■ **Task to complete**
From the entries provided below, copy each line that contains the word "with".

■ **Information provided**
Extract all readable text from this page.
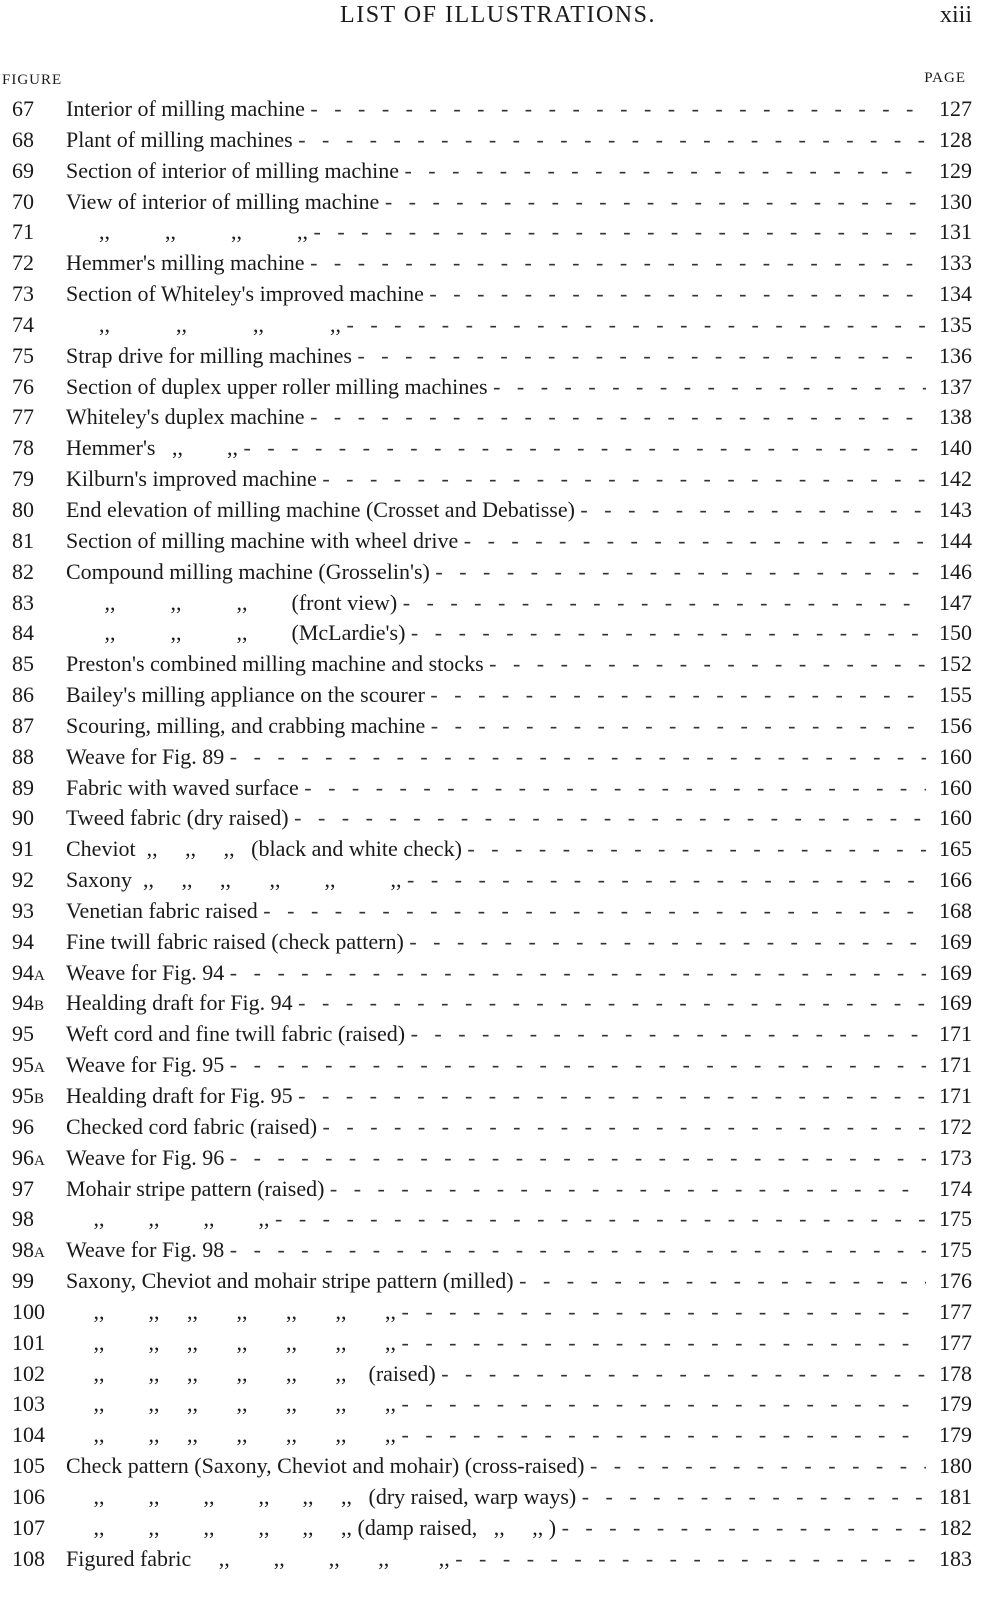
LIST OF ILLUSTRATIONS.	xiii
FIGURE	PAGE
67	Interior of milling machine -   -	127
68	Plant of milling machines -   -	128
69	Section of interior of milling machine -   -	129
70	View of interior of milling machine -   -	130
71	,,          ,,          ,,          ,, -   -	131
72	Hemmer's milling machine -   -	133
73	Section of Whiteley's improved machine -   -	134
74	,,            ,,            ,,            ,, -   -	135
75	Strap drive for milling machines -   -	136
76	Section of duplex upper roller milling machines -   -	137
77	Whiteley's duplex machine -   -	138
78	Hemmer's   ,,        ,, -   -	140
79	Kilburn's improved machine -   -	142
80	End elevation of milling machine (Crosset and Debatisse) -   -	143
81	Section of milling machine with wheel drive -   -	144
82	Compound milling machine (Grosselin's) -   -	146
83	,,          ,,          ,,        (front view) -   -	147
84	,,          ,,          ,,        (McLardie's) -   -	150
85	Preston's combined milling machine and stocks -   -	152
86	Bailey's milling appliance on the scourer -   -	155
87	Scouring, milling, and crabbing machine -   -	156
88	Weave for Fig. 89 -   -	160
89	Fabric with waved surface -   -	160
90	Tweed fabric (dry raised) -   -	160
91	Cheviot  ,,     ,,     ,,   (black and white check) -   -	165
92	Saxony  ,,     ,,     ,,       ,,        ,,          ,, -   -	166
93	Venetian fabric raised -   -	168
94	Fine twill fabric raised (check pattern) -   -	169
94A Weave for Fig. 94 -   -	169
94B Healding draft for Fig. 94 -   -	169
95	Weft cord and fine twill fabric (raised) -   -	171
95A Weave for Fig. 95 -   -	171
95B Healding draft for Fig. 95 -   -	171
96	Checked cord fabric (raised) -   -	172
96A Weave for Fig. 96 -   -	173
97	Mohair stripe pattern (raised) -   -	174
98	,,        ,,        ,,        ,, -   -	175
98A Weave for Fig. 98 -   -	175
99	Saxony, Cheviot and mohair stripe pattern (milled) -   -	176
100 ,,        ,,     ,,       ,,       ,,       ,,       ,, -   -	177
101 ,,        ,,     ,,       ,,       ,,       ,,       ,, -   -	177
102 ,,        ,,     ,,       ,,       ,,       ,,    (raised) -   -	178
103 ,,        ,,     ,,       ,,       ,,       ,,       ,, -   -	179
104 ,,        ,,     ,,       ,,       ,,       ,,       ,, -   -	179
105 Check pattern (Saxony, Cheviot and mohair) (cross-raised) -   -	180
106 ,,        ,,        ,,        ,,      ,,     ,,   (dry raised, warp ways) -   -	181
107 ,,        ,,        ,,        ,,      ,,     ,, (damp raised,   ,,     ,, ) -   -	182
108 Figured fabric     ,,        ,,        ,,       ,,         ,, -   -	183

■ **Result**
81	Section of milling machine with wheel drive -   -	144
89	Fabric with waved surface -   -	160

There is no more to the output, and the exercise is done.